Data records
:::::

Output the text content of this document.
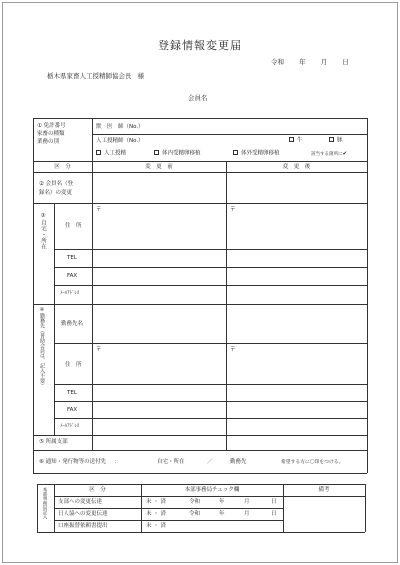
登録情報変更届
令和 年 月 日
栃木県家畜人工授精師協会長 様
会員名
① 免許番号
家畜の種類
業務の別
獣　医　師（No.）
人工授精師（No.）	牛	豚
人工授精	体内受精卵移植	体外受精卵移植	該当する箇所に✔
区　分	変　更　前	変　更　後
② 会員名（登
録名）の変更
③自宅・所在	住　所
〒	〒
TEL
FAX
ﾒｰﾙｱﾄﾞﾚｽ
④勤務先（普助会員は、記入不要）	勤務先名
住　所
〒	〒
TEL
FAX
ﾒｰﾙｱﾄﾞﾚｽ
⑤ 所属支部
⑥ 通知・発行物等の送付先 ：	自宅・所在	／	勤務先	希望する方に〇印をつける。
本部事務局記入	区　分	本部事務局チェック欄	備考
支部への変更伝達	未 ・ 済	令和	年	月	日
日人協への変更伝達	未 ・ 済	令和	年	月	日
口座振替依頼書提出	未 ・ 済
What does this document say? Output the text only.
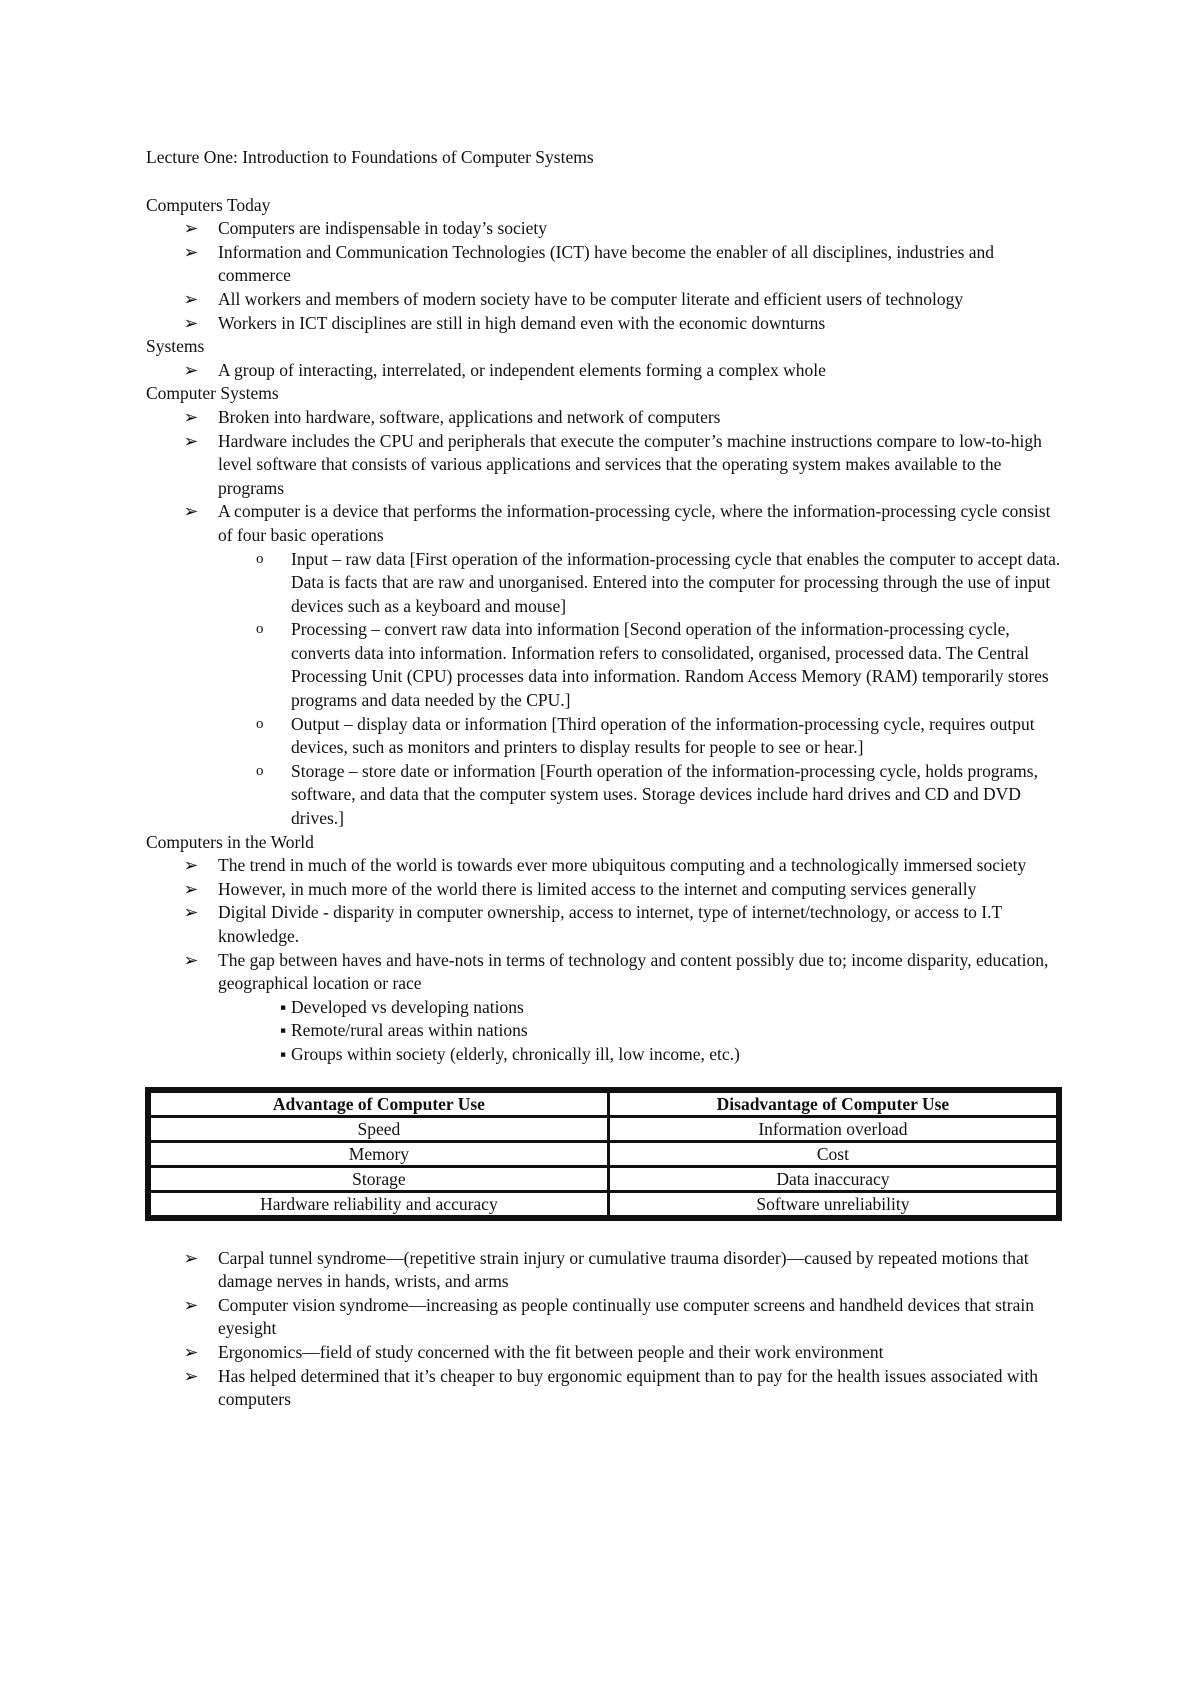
Lecture One: Introduction to Foundations of Computer Systems
Computers Today
➢ Computers are indispensable in today’s society
➢ Information and Communication Technologies (ICT) have become the enabler of all disciplines, industries and commerce
➢ All workers and members of modern society have to be computer literate and efficient users of technology
➢ Workers in ICT disciplines are still in high demand even with the economic downturns
Systems
➢ A group of interacting, interrelated, or independent elements forming a complex whole
Computer Systems
➢ Broken into hardware, software, applications and network of computers
➢ Hardware includes the CPU and peripherals that execute the computer’s machine instructions compare to low-to-high level software that consists of various applications and services that the operating system makes available to the programs
➢ A computer is a device that performs the information-processing cycle, where the information-processing cycle consist of four basic operations
o Input – raw data [First operation of the information-processing cycle that enables the computer to accept data. Data is facts that are raw and unorganised. Entered into the computer for processing through the use of input devices such as a keyboard and mouse]
o Processing – convert raw data into information [Second operation of the information-processing cycle, converts data into information. Information refers to consolidated, organised, processed data. The Central Processing Unit (CPU) processes data into information. Random Access Memory (RAM) temporarily stores programs and data needed by the CPU.]
o Output – display data or information [Third operation of the information-processing cycle, requires output devices, such as monitors and printers to display results for people to see or hear.]
o Storage – store date or information [Fourth operation of the information-processing cycle, holds programs, software, and data that the computer system uses. Storage devices include hard drives and CD and DVD drives.]
Computers in the World
➢ The trend in much of the world is towards ever more ubiquitous computing and a technologically immersed society
➢ However, in much more of the world there is limited access to the internet and computing services generally
➢ Digital Divide - disparity in computer ownership, access to internet, type of internet/technology, or access to I.T knowledge.
➢ The gap between haves and have-nots in terms of technology and content possibly due to; income disparity, education, geographical location or race
▪ Developed vs developing nations
▪ Remote/rural areas within nations
▪ Groups within society (elderly, chronically ill, low income, etc.)
Advantage of Computer Use	Disadvantage of Computer Use
Speed	Information overload
Memory	Cost
Storage	Data inaccuracy
Hardware reliability and accuracy	Software unreliability
➢ Carpal tunnel syndrome—(repetitive strain injury or cumulative trauma disorder)—caused by repeated motions that damage nerves in hands, wrists, and arms
➢ Computer vision syndrome—increasing as people continually use computer screens and handheld devices that strain eyesight
➢ Ergonomics—field of study concerned with the fit between people and their work environment
➢ Has helped determined that it’s cheaper to buy ergonomic equipment than to pay for the health issues associated with computers
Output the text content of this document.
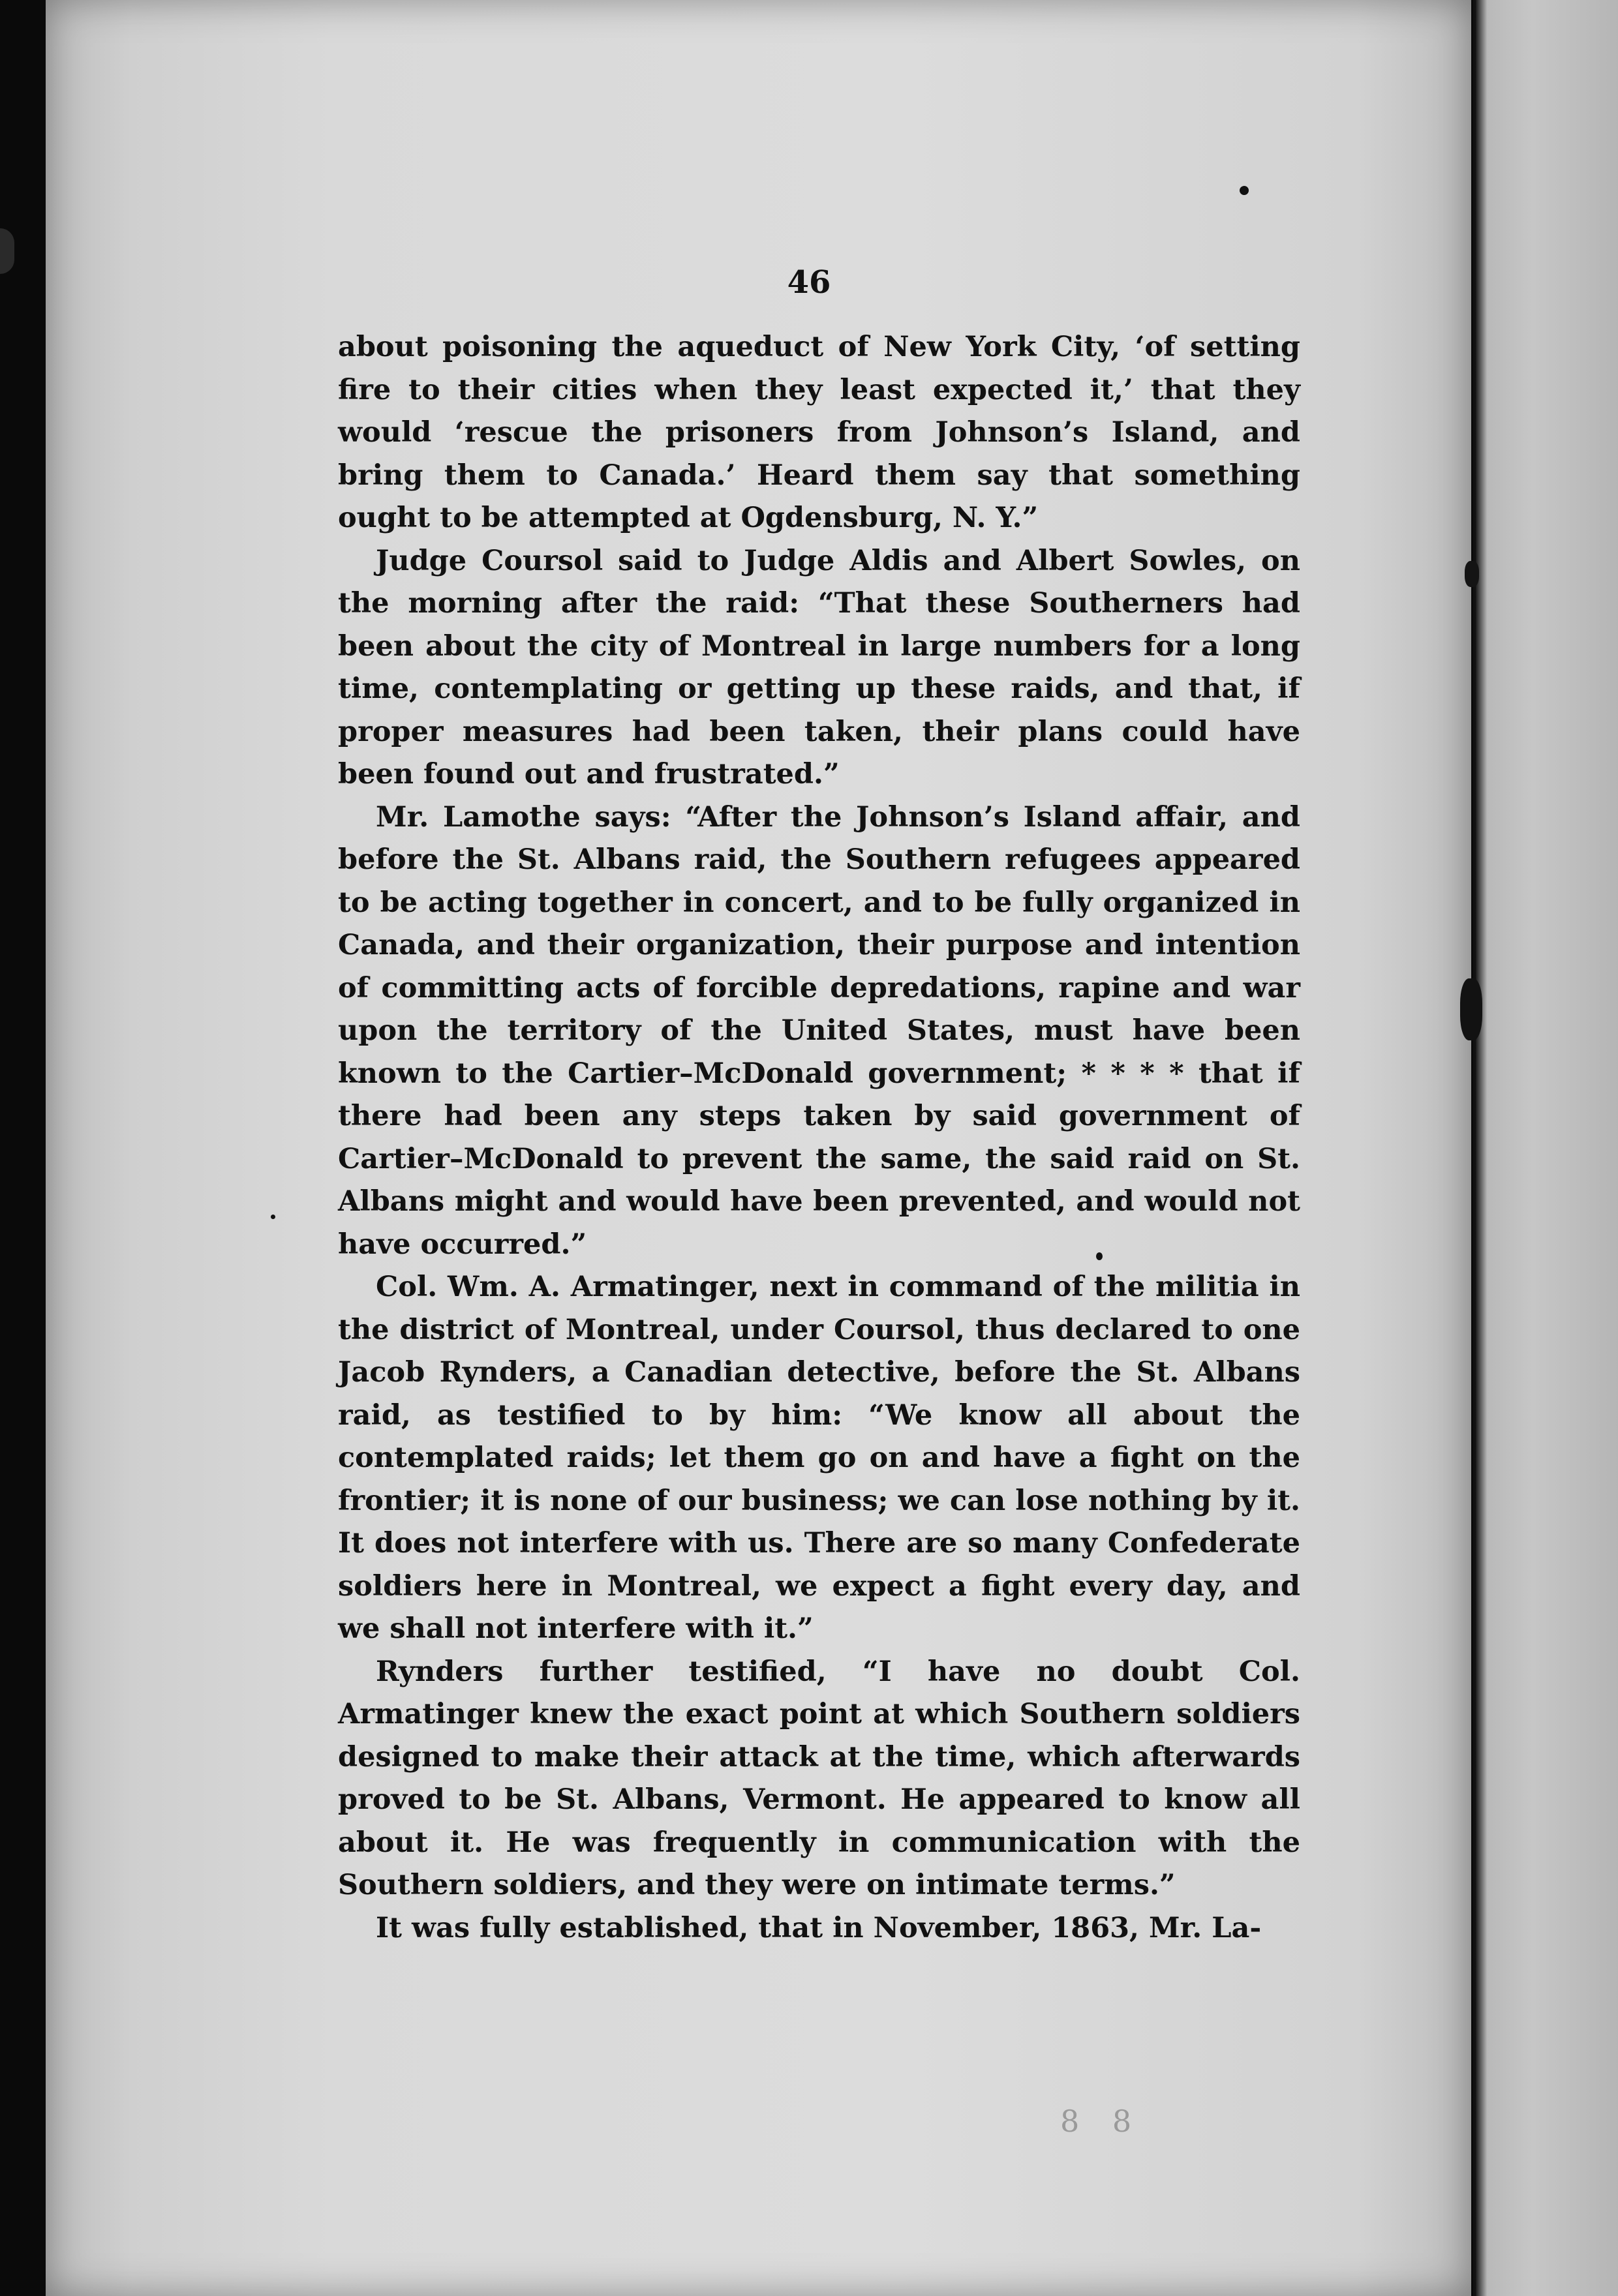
46

about poisoning the aqueduct of New York City, ‘of setting fire to their cities when they least expected it,’ that they would ‘rescue the prisoners from Johnson’s Island, and bring them to Canada.’ Heard them say that something ought to be attempted at Ogdensburg, N. Y.”

Judge Coursol said to Judge Aldis and Albert Sowles, on the morning after the raid: “That these Southerners had been about the city of Montreal in large numbers for a long time, contemplating or getting up these raids, and that, if proper measures had been taken, their plans could have been found out and frustrated.”

Mr. Lamothe says: “After the Johnson’s Island affair, and before the St. Albans raid, the Southern refugees appeared to be acting together in concert, and to be fully organized in Canada, and their organization, their purpose and intention of committing acts of forcible depredations, rapine and war upon the territory of the United States, must have been known to the Cartier–McDonald government; * * * * that if there had been any steps taken by said government of Cartier–McDonald to prevent the same, the said raid on St. Albans might and would have been prevented, and would not have occurred.”

Col. Wm. A. Armatinger, next in command of the militia in the district of Montreal, under Coursol, thus declared to one Jacob Rynders, a Canadian detective, before the St. Albans raid, as testified to by him: “We know all about the contemplated raids; let them go on and have a fight on the frontier; it is none of our business; we can lose nothing by it. It does not interfere with us. There are so many Confederate soldiers here in Montreal, we expect a fight every day, and we shall not interfere with it.”

Rynders further testified, “I have no doubt Col. Armatinger knew the exact point at which Southern soldiers designed to make their attack at the time, which afterwards proved to be St. Albans, Vermont. He appeared to know all about it. He was frequently in communication with the Southern soldiers, and they were on intimate terms.”

It was fully established, that in November, 1863, Mr. La-

8 8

:::::

Print the whole listing above once more, word for word, without its pictures.

Output the text content of this document.
登録情報変更届
令和 年 月 日
栃木県家畜人工授精師協会長 様
会員名
① 免許番号
家畜の種類
業務の別
獣　医　師（No.）
人工授精師（No.）	牛	豚
人工授精	体内受精卵移植	体外受精卵移植	該当する箇所に✔
区　分	変　更　前	変　更　後
② 会員名（登
録名）の変更
③自宅・所在	住　所
〒	〒
TEL
FAX
ﾒｰﾙｱﾄﾞﾚｽ
④勤務先（普助会員は、記入不要）	勤務先名
住　所
〒	〒
TEL
FAX
ﾒｰﾙｱﾄﾞﾚｽ
⑤ 所属支部
⑥ 通知・発行物等の送付先 ：	自宅・所在	／	勤務先	希望する方に〇印をつける。
本部事務局記入	区　分	本部事務局チェック欄	備考
支部への変更伝達	未 ・ 済	令和	年	月	日
日人協への変更伝達	未 ・ 済	令和	年	月	日
口座振替依頼書提出	未 ・ 済
What does this document say? Output the text only.
Lecture One: Introduction to Foundations of Computer Systems
Computers Today
➢ Computers are indispensable in today’s society
➢ Information and Communication Technologies (ICT) have become the enabler of all disciplines, industries and commerce
➢ All workers and members of modern society have to be computer literate and efficient users of technology
➢ Workers in ICT disciplines are still in high demand even with the economic downturns
Systems
➢ A group of interacting, interrelated, or independent elements forming a complex whole
Computer Systems
➢ Broken into hardware, software, applications and network of computers
➢ Hardware includes the CPU and peripherals that execute the computer’s machine instructions compare to low-to-high level software that consists of various applications and services that the operating system makes available to the programs
➢ A computer is a device that performs the information-processing cycle, where the information-processing cycle consist of four basic operations
o Input – raw data [First operation of the information-processing cycle that enables the computer to accept data. Data is facts that are raw and unorganised. Entered into the computer for processing through the use of input devices such as a keyboard and mouse]
o Processing – convert raw data into information [Second operation of the information-processing cycle, converts data into information. Information refers to consolidated, organised, processed data. The Central Processing Unit (CPU) processes data into information. Random Access Memory (RAM) temporarily stores programs and data needed by the CPU.]
o Output – display data or information [Third operation of the information-processing cycle, requires output devices, such as monitors and printers to display results for people to see or hear.]
o Storage – store date or information [Fourth operation of the information-processing cycle, holds programs, software, and data that the computer system uses. Storage devices include hard drives and CD and DVD drives.]
Computers in the World
➢ The trend in much of the world is towards ever more ubiquitous computing and a technologically immersed society
➢ However, in much more of the world there is limited access to the internet and computing services generally
➢ Digital Divide - disparity in computer ownership, access to internet, type of internet/technology, or access to I.T knowledge.
➢ The gap between haves and have-nots in terms of technology and content possibly due to; income disparity, education, geographical location or race
▪ Developed vs developing nations
▪ Remote/rural areas within nations
▪ Groups within society (elderly, chronically ill, low income, etc.)
Advantage of Computer Use	Disadvantage of Computer Use
Speed	Information overload
Memory	Cost
Storage	Data inaccuracy
Hardware reliability and accuracy	Software unreliability
➢ Carpal tunnel syndrome—(repetitive strain injury or cumulative trauma disorder)—caused by repeated motions that damage nerves in hands, wrists, and arms
➢ Computer vision syndrome—increasing as people continually use computer screens and handheld devices that strain eyesight
➢ Ergonomics—field of study concerned with the fit between people and their work environment
➢ Has helped determined that it’s cheaper to buy ergonomic equipment than to pay for the health issues associated with computers
Output the text content of this document.
46

about poisoning the aqueduct of New York City, ‘of setting fire to their cities when they least expected it,’ that they would ‘rescue the prisoners from Johnson’s Island, and bring them to Canada.’ Heard them say that something ought to be attempted at Ogdensburg, N. Y.”

Judge Coursol said to Judge Aldis and Albert Sowles, on the morning after the raid: “That these Southerners had been about the city of Montreal in large numbers for a long time, contemplating or getting up these raids, and that, if proper measures had been taken, their plans could have been found out and frustrated.”

Mr. Lamothe says: “After the Johnson’s Island affair, and before the St. Albans raid, the Southern refugees appeared to be acting together in concert, and to be fully organized in Canada, and their organization, their purpose and intention of committing acts of forcible depredations, rapine and war upon the territory of the United States, must have been known to the Cartier–McDonald government; * * * * that if there had been any steps taken by said government of Cartier–McDonald to prevent the same, the said raid on St. Albans might and would have been prevented, and would not have occurred.”

Col. Wm. A. Armatinger, next in command of the militia in the district of Montreal, under Coursol, thus declared to one Jacob Rynders, a Canadian detective, before the St. Albans raid, as testified to by him: “We know all about the contemplated raids; let them go on and have a fight on the frontier; it is none of our business; we can lose nothing by it. It does not interfere with us. There are so many Confederate soldiers here in Montreal, we expect a fight every day, and we shall not interfere with it.”

Rynders further testified, “I have no doubt Col. Armatinger knew the exact point at which Southern soldiers designed to make their attack at the time, which afterwards proved to be St. Albans, Vermont. He appeared to know all about it. He was frequently in communication with the Southern soldiers, and they were on intimate terms.”

It was fully established, that in November, 1863, Mr. La-

8 8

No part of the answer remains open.